** Start GIVEN DATA **
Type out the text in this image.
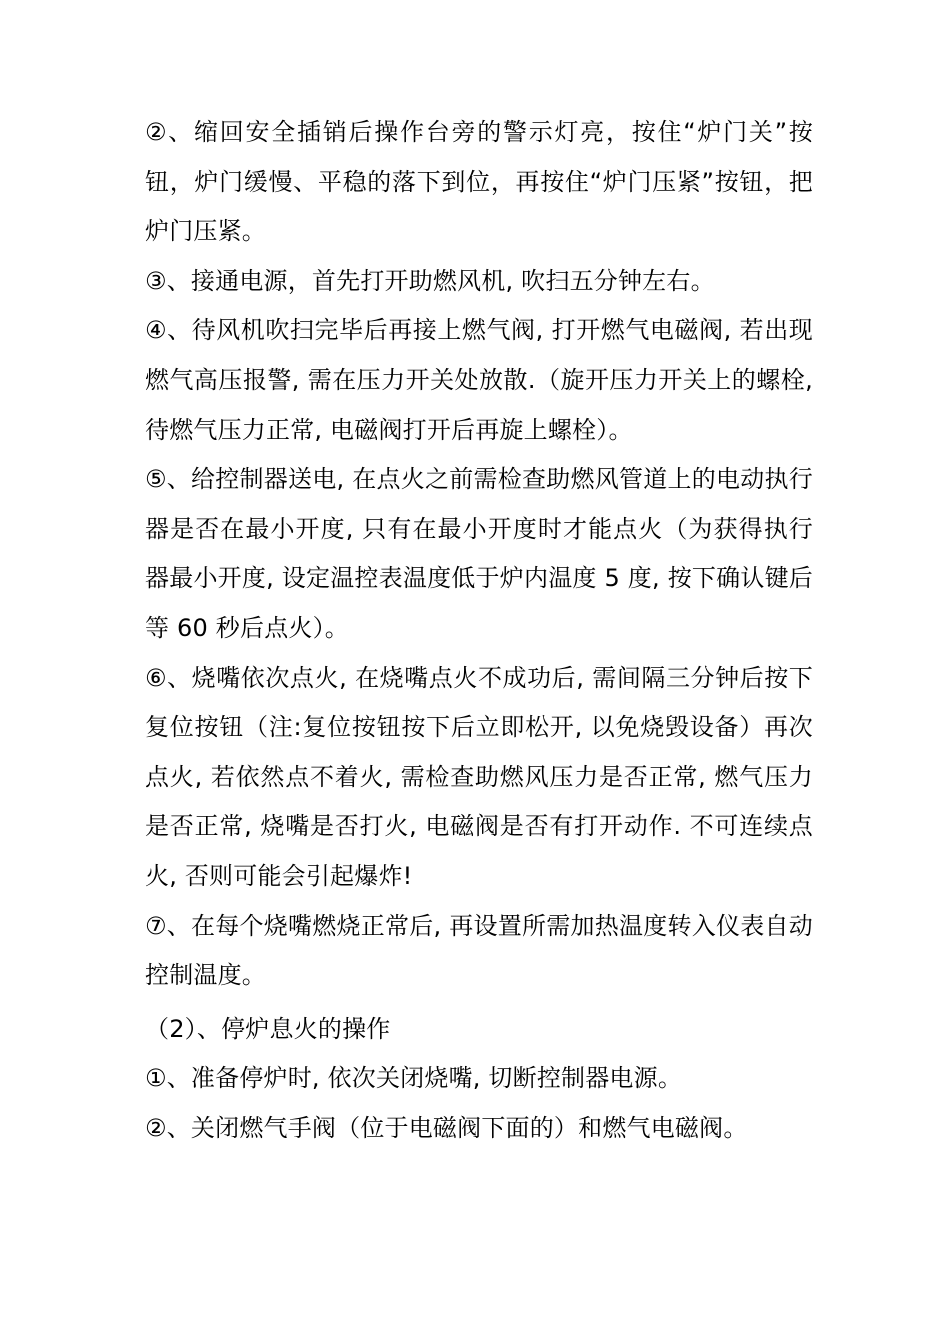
②、缩回安全插销后操作台旁的警示灯亮，按住“炉门关”按钮，炉门缓慢、平稳的落下到位，再按住“炉门压紧”按钮，把炉门压紧。

③、接通电源，首先打开助燃风机, 吹扫五分钟左右。

④、待风机吹扫完毕后再接上燃气阀, 打开燃气电磁阀, 若出现燃气高压报警, 需在压力开关处放散.（旋开压力开关上的螺栓, 待燃气压力正常, 电磁阀打开后再旋上螺栓）。

⑤、给控制器送电, 在点火之前需检查助燃风管道上的电动执行器是否在最小开度, 只有在最小开度时才能点火（为获得执行器最小开度, 设定温控表温度低于炉内温度 5 度, 按下确认键后等 60 秒后点火）。

⑥、烧嘴依次点火, 在烧嘴点火不成功后, 需间隔三分钟后按下复位按钮（注:复位按钮按下后立即松开, 以免烧毁设备）再次点火, 若依然点不着火, 需检查助燃风压力是否正常, 燃气压力是否正常, 烧嘴是否打火, 电磁阀是否有打开动作. 不可连续点火, 否则可能会引起爆炸!

⑦、在每个烧嘴燃烧正常后, 再设置所需加热温度转入仪表自动控制温度。

（2）、停炉息火的操作

①、准备停炉时, 依次关闭烧嘴, 切断控制器电源。

②、关闭燃气手阀（位于电磁阀下面的）和燃气电磁阀。
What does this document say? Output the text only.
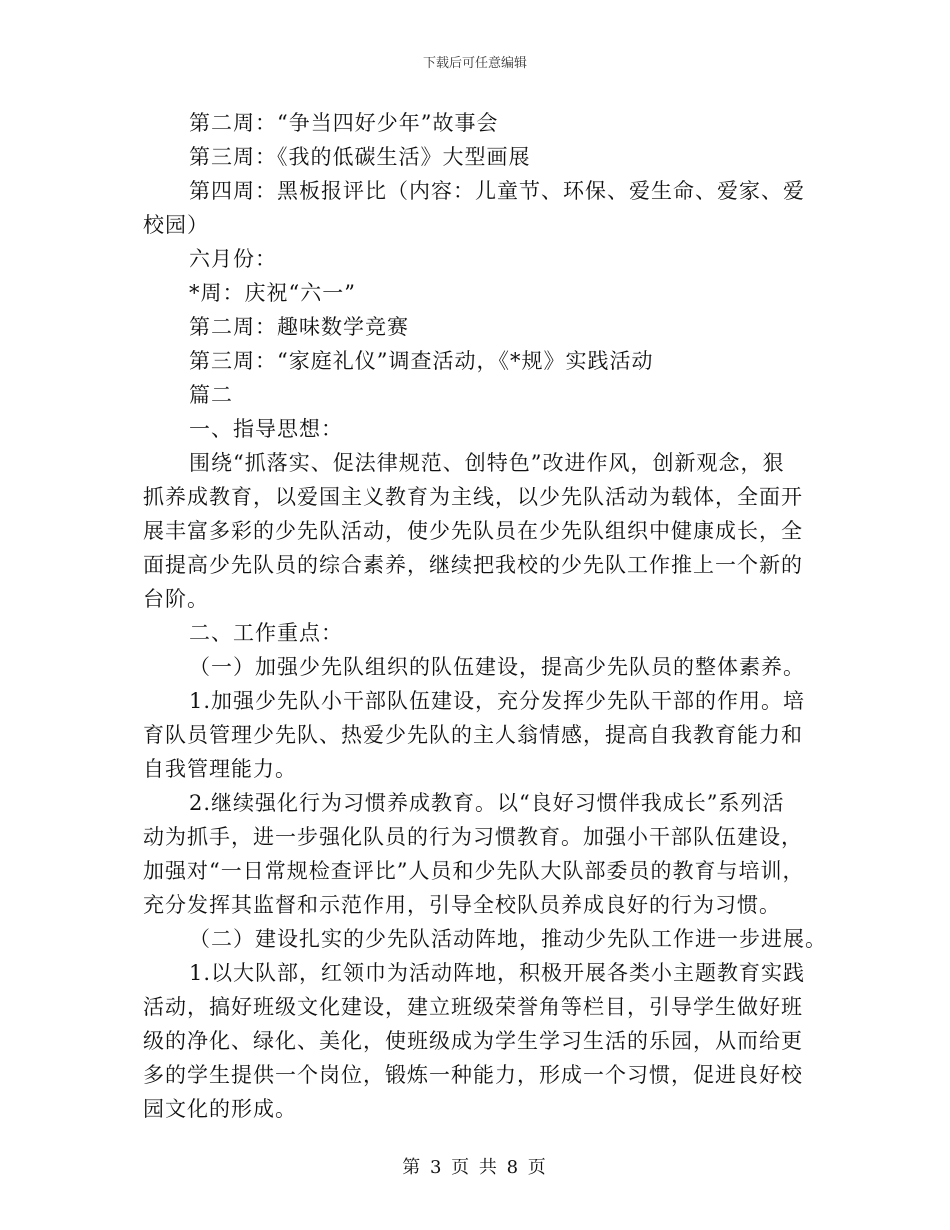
下载后可任意编辑
第二周：“争当四好少年”故事会
第三周：《我的低碳生活》大型画展
第四周：黑板报评比（内容：儿童节、环保、爱生命、爱家、爱
校园）
六月份：
*周：庆祝“六一”
第二周：趣味数学竞赛
第三周：“家庭礼仪”调查活动，《*规》实践活动
篇二
一、指导思想：
围绕“抓落实、促法律规范、创特色”改进作风，创新观念，狠
抓养成教育，以爱国主义教育为主线，以少先队活动为载体，全面开
展丰富多彩的少先队活动，使少先队员在少先队组织中健康成长，全
面提高少先队员的综合素养，继续把我校的少先队工作推上一个新的
台阶。
二、工作重点：
（一）加强少先队组织的队伍建设，提高少先队员的整体素养。
1.加强少先队小干部队伍建设，充分发挥少先队干部的作用。培
育队员管理少先队、热爱少先队的主人翁情感，提高自我教育能力和
自我管理能力。
2.继续强化行为习惯养成教育。以“良好习惯伴我成长”系列活
动为抓手，进一步强化队员的行为习惯教育。加强小干部队伍建设，
加强对“一日常规检查评比”人员和少先队大队部委员的教育与培训，
充分发挥其监督和示范作用，引导全校队员养成良好的行为习惯。
（二）建设扎实的少先队活动阵地，推动少先队工作进一步进展。
1.以大队部，红领巾为活动阵地，积极开展各类小主题教育实践
活动，搞好班级文化建设，建立班级荣誉角等栏目，引导学生做好班
级的净化、绿化、美化，使班级成为学生学习生活的乐园，从而给更
多的学生提供一个岗位，锻炼一种能力，形成一个习惯，促进良好校
园文化的形成。
第 3 页 共 8 页
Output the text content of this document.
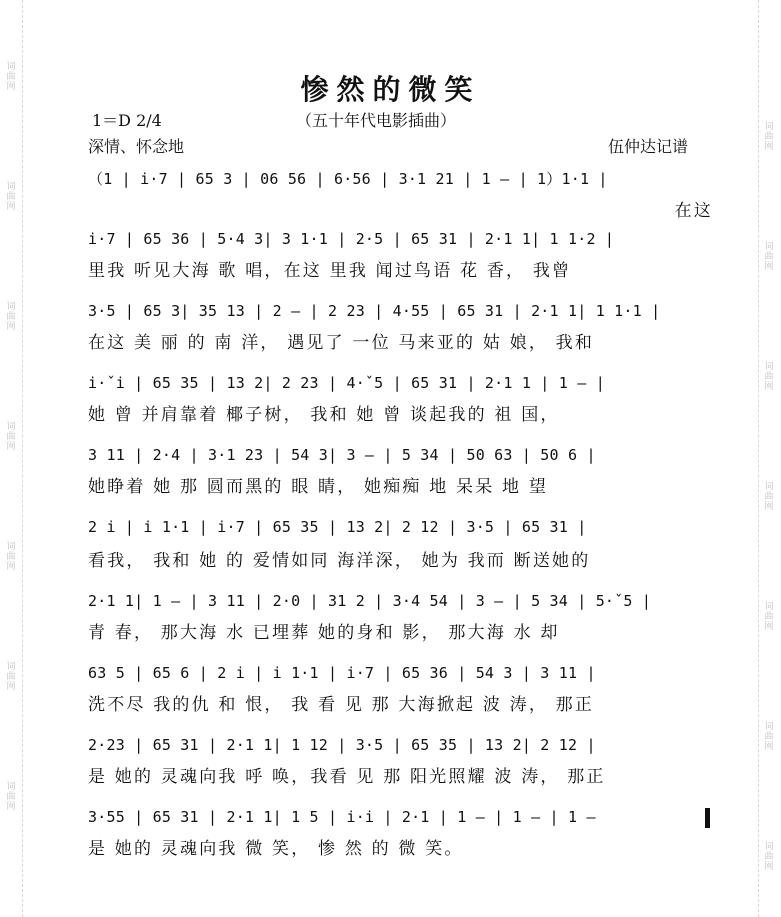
词曲网
词曲网
词曲网
词曲网
词曲网
词曲网
词曲网
词曲网
词曲网
词曲网
词曲网
词曲网
词曲网
词曲网
惨然的微笑
1＝D 2/4	（五十年代电影插曲）
深情、怀念地	伍仲达记谱
（1 | i·7 | 65 3 | 06 56 | 6·56 | 3·1 21 | 1 – | 1）1·1 |
在这
i·7 | 65 36 | 5·4 3| 3 1·1 | 2·5 | 65 31 | 2·1 1| 1 1·2 |
里我 听见大海 歌 唱，在这 里我 闻过鸟语 花 香， 我曾
3·5 | 65 3| 35 13 | 2 – | 2 23 | 4·55 | 65 31 | 2·1 1| 1 1·1 |
在这 美 丽 的 南 洋， 遇见了 一位 马来亚的 姑 娘， 我和
i·ˇi | 65 35 | 13 2| 2 23 | 4·ˇ5 | 65 31 | 2·1 1 | 1 – |
她 曾 并肩靠着 椰子树， 我和 她 曾 谈起我的 祖 国，
3 11 | 2·4 | 3·1 23 | 54 3| 3 – | 5 34 | 50 63 | 50 6 |
她睁着 她 那 圆而黑的 眼 睛， 她痴痴 地 呆呆 地 望
2 i | i 1·1 | i·7 | 65 35 | 13 2| 2 12 | 3·5 | 65 31 |
看我， 我和 她 的 爱情如同 海洋深， 她为 我而 断送她的
2·1 1| 1 – | 3 11 | 2·0 | 31 2 | 3·4 54 | 3 – | 5 34 | 5·ˇ5 |
青 春， 那大海 水 已埋葬 她的身和 影， 那大海 水 却
63 5 | 65 6 | 2 i | i 1·1 | i·7 | 65 36 | 54 3 | 3 11 |
洗不尽 我的仇 和 恨， 我 看 见 那 大海掀起 波 涛， 那正
2·23 | 65 31 | 2·1 1| 1 12 | 3·5 | 65 35 | 13 2| 2 12 |
是 她的 灵魂向我 呼 唤，我看 见 那 阳光照耀 波 涛， 那正
3·55 | 65 31 | 2·1 1| 1 5 | i·i | 2·1 | 1 – | 1 – | 1 –
是 她的 灵魂向我 微 笑， 惨 然 的 微 笑。
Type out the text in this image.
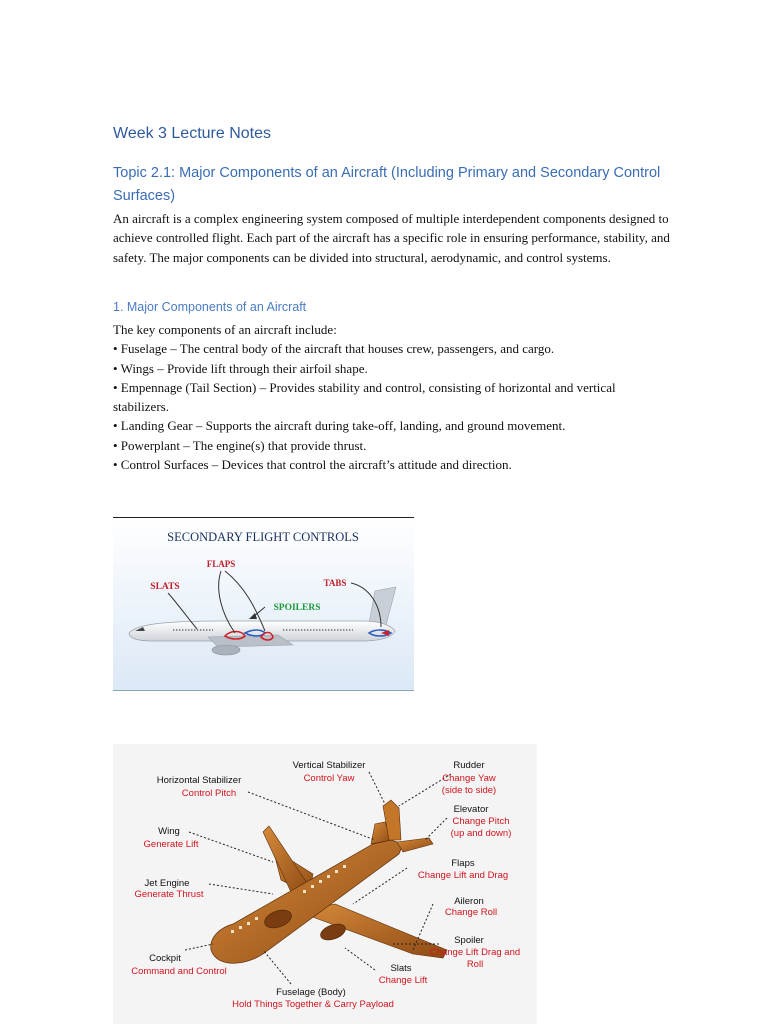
Week 3 Lecture Notes
Topic 2.1: Major Components of an Aircraft (Including Primary and Secondary Control Surfaces)
An aircraft is a complex engineering system composed of multiple interdependent components designed to achieve controlled flight. Each part of the aircraft has a specific role in ensuring performance, stability, and safety. The major components can be divided into structural, aerodynamic, and control systems.
1. Major Components of an Aircraft

The key components of an aircraft include:

• Fuselage – The central body of the aircraft that houses crew, passengers, and cargo.

• Wings – Provide lift through their airfoil shape.

• Empennage (Tail Section) – Provides stability and control, consisting of horizontal and vertical stabilizers.

• Landing Gear – Supports the aircraft during take-off, landing, and ground movement.

• Powerplant – The engine(s) that provide thrust.

• Control Surfaces – Devices that control the aircraft’s attitude and direction.

SECONDARY FLIGHT CONTROLS
FLAPS
SLATS	TABS
SPOILERS
Vertical Stabilizer
Control Yaw
Rudder
Change Yaw
(side to side)
Horizontal Stabilizer
Control Pitch
Elevator
Change Pitch
(up and down)
Wing
Generate Lift
Flaps
Change Lift and Drag
Jet Engine
Generate Thrust
Aileron
Change Roll
Spoiler
Change Lift Drag and
Roll
Cockpit
Command and Control	Slats
Change Lift
Fuselage (Body)
Hold Things Together & Carry Payload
** End GIVEN DATA **
WHAT YOU NEED TO DO.
Omit every picture, and otherwise quote the entries exactly.

WRITTEN ANSWER.
Type out the text in this image.
②、缩回安全插销后操作台旁的警示灯亮，按住“炉门关”按钮，炉门缓慢、平稳的落下到位，再按住“炉门压紧”按钮，把炉门压紧。

③、接通电源，首先打开助燃风机, 吹扫五分钟左右。

④、待风机吹扫完毕后再接上燃气阀, 打开燃气电磁阀, 若出现燃气高压报警, 需在压力开关处放散.（旋开压力开关上的螺栓, 待燃气压力正常, 电磁阀打开后再旋上螺栓）。

⑤、给控制器送电, 在点火之前需检查助燃风管道上的电动执行器是否在最小开度, 只有在最小开度时才能点火（为获得执行器最小开度, 设定温控表温度低于炉内温度 5 度, 按下确认键后等 60 秒后点火）。

⑥、烧嘴依次点火, 在烧嘴点火不成功后, 需间隔三分钟后按下复位按钮（注:复位按钮按下后立即松开, 以免烧毁设备）再次点火, 若依然点不着火, 需检查助燃风压力是否正常, 燃气压力是否正常, 烧嘴是否打火, 电磁阀是否有打开动作. 不可连续点火, 否则可能会引起爆炸!

⑦、在每个烧嘴燃烧正常后, 再设置所需加热温度转入仪表自动控制温度。

（2）、停炉息火的操作

①、准备停炉时, 依次关闭烧嘴, 切断控制器电源。

②、关闭燃气手阀（位于电磁阀下面的）和燃气电磁阀。
What does this document say? Output the text only.
下载后可任意编辑
第二周：“争当四好少年”故事会
第三周：《我的低碳生活》大型画展
第四周：黑板报评比（内容：儿童节、环保、爱生命、爱家、爱
校园）
六月份：
*周：庆祝“六一”
第二周：趣味数学竞赛
第三周：“家庭礼仪”调查活动，《*规》实践活动
篇二
一、指导思想：
围绕“抓落实、促法律规范、创特色”改进作风，创新观念，狠
抓养成教育，以爱国主义教育为主线，以少先队活动为载体，全面开
展丰富多彩的少先队活动，使少先队员在少先队组织中健康成长，全
面提高少先队员的综合素养，继续把我校的少先队工作推上一个新的
台阶。
二、工作重点：
（一）加强少先队组织的队伍建设，提高少先队员的整体素养。
1.加强少先队小干部队伍建设，充分发挥少先队干部的作用。培
育队员管理少先队、热爱少先队的主人翁情感，提高自我教育能力和
自我管理能力。
2.继续强化行为习惯养成教育。以“良好习惯伴我成长”系列活
动为抓手，进一步强化队员的行为习惯教育。加强小干部队伍建设，
加强对“一日常规检查评比”人员和少先队大队部委员的教育与培训，
充分发挥其监督和示范作用，引导全校队员养成良好的行为习惯。
（二）建设扎实的少先队活动阵地，推动少先队工作进一步进展。
1.以大队部，红领巾为活动阵地，积极开展各类小主题教育实践
活动，搞好班级文化建设，建立班级荣誉角等栏目，引导学生做好班
级的净化、绿化、美化，使班级成为学生学习生活的乐园，从而给更
多的学生提供一个岗位，锻炼一种能力，形成一个习惯，促进良好校
园文化的形成。
第 3 页 共 8 页
Output the text content of this document.
词曲网
词曲网
词曲网
词曲网
词曲网
词曲网
词曲网
词曲网
词曲网
词曲网
词曲网
词曲网
词曲网
词曲网
惨然的微笑
1＝D 2/4	（五十年代电影插曲）
深情、怀念地	伍仲达记谱
（1 | i·7 | 65 3 | 06 56 | 6·56 | 3·1 21 | 1 – | 1）1·1 |
在这
i·7 | 65 36 | 5·4 3| 3 1·1 | 2·5 | 65 31 | 2·1 1| 1 1·2 |
里我 听见大海 歌 唱，在这 里我 闻过鸟语 花 香， 我曾
3·5 | 65 3| 35 13 | 2 – | 2 23 | 4·55 | 65 31 | 2·1 1| 1 1·1 |
在这 美 丽 的 南 洋， 遇见了 一位 马来亚的 姑 娘， 我和
i·ˇi | 65 35 | 13 2| 2 23 | 4·ˇ5 | 65 31 | 2·1 1 | 1 – |
她 曾 并肩靠着 椰子树， 我和 她 曾 谈起我的 祖 国，
3 11 | 2·4 | 3·1 23 | 54 3| 3 – | 5 34 | 50 63 | 50 6 |
她睁着 她 那 圆而黑的 眼 睛， 她痴痴 地 呆呆 地 望
2 i | i 1·1 | i·7 | 65 35 | 13 2| 2 12 | 3·5 | 65 31 |
看我， 我和 她 的 爱情如同 海洋深， 她为 我而 断送她的
2·1 1| 1 – | 3 11 | 2·0 | 31 2 | 3·4 54 | 3 – | 5 34 | 5·ˇ5 |
青 春， 那大海 水 已埋葬 她的身和 影， 那大海 水 却
63 5 | 65 6 | 2 i | i 1·1 | i·7 | 65 36 | 54 3 | 3 11 |
洗不尽 我的仇 和 恨， 我 看 见 那 大海掀起 波 涛， 那正
2·23 | 65 31 | 2·1 1| 1 12 | 3·5 | 65 35 | 13 2| 2 12 |
是 她的 灵魂向我 呼 唤，我看 见 那 阳光照耀 波 涛， 那正
3·55 | 65 31 | 2·1 1| 1 5 | i·i | 2·1 | 1 – | 1 – | 1 –
是 她的 灵魂向我 微 笑， 惨 然 的 微 笑。
Type out the text in this image.
Week 3 Lecture Notes
Topic 2.1: Major Components of an Aircraft (Including Primary and Secondary Control Surfaces)
An aircraft is a complex engineering system composed of multiple interdependent components designed to achieve controlled flight. Each part of the aircraft has a specific role in ensuring performance, stability, and safety. The major components can be divided into structural, aerodynamic, and control systems.
1. Major Components of an Aircraft

The key components of an aircraft include:

• Fuselage – The central body of the aircraft that houses crew, passengers, and cargo.

• Wings – Provide lift through their airfoil shape.

• Empennage (Tail Section) – Provides stability and control, consisting of horizontal and vertical stabilizers.

• Landing Gear – Supports the aircraft during take-off, landing, and ground movement.

• Powerplant – The engine(s) that provide thrust.

• Control Surfaces – Devices that control the aircraft’s attitude and direction.

SECONDARY FLIGHT CONTROLS
FLAPS
SLATS	TABS
SPOILERS
Vertical Stabilizer
Control Yaw
Rudder
Change Yaw
(side to side)
Horizontal Stabilizer
Control Pitch
Elevator
Change Pitch
(up and down)
Wing
Generate Lift
Flaps
Change Lift and Drag
Jet Engine
Generate Thrust
Aileron
Change Roll
Spoiler
Change Lift Drag and
Roll
Cockpit
Command and Control	Slats
Change Lift
Fuselage (Body)
Hold Things Together & Carry Payload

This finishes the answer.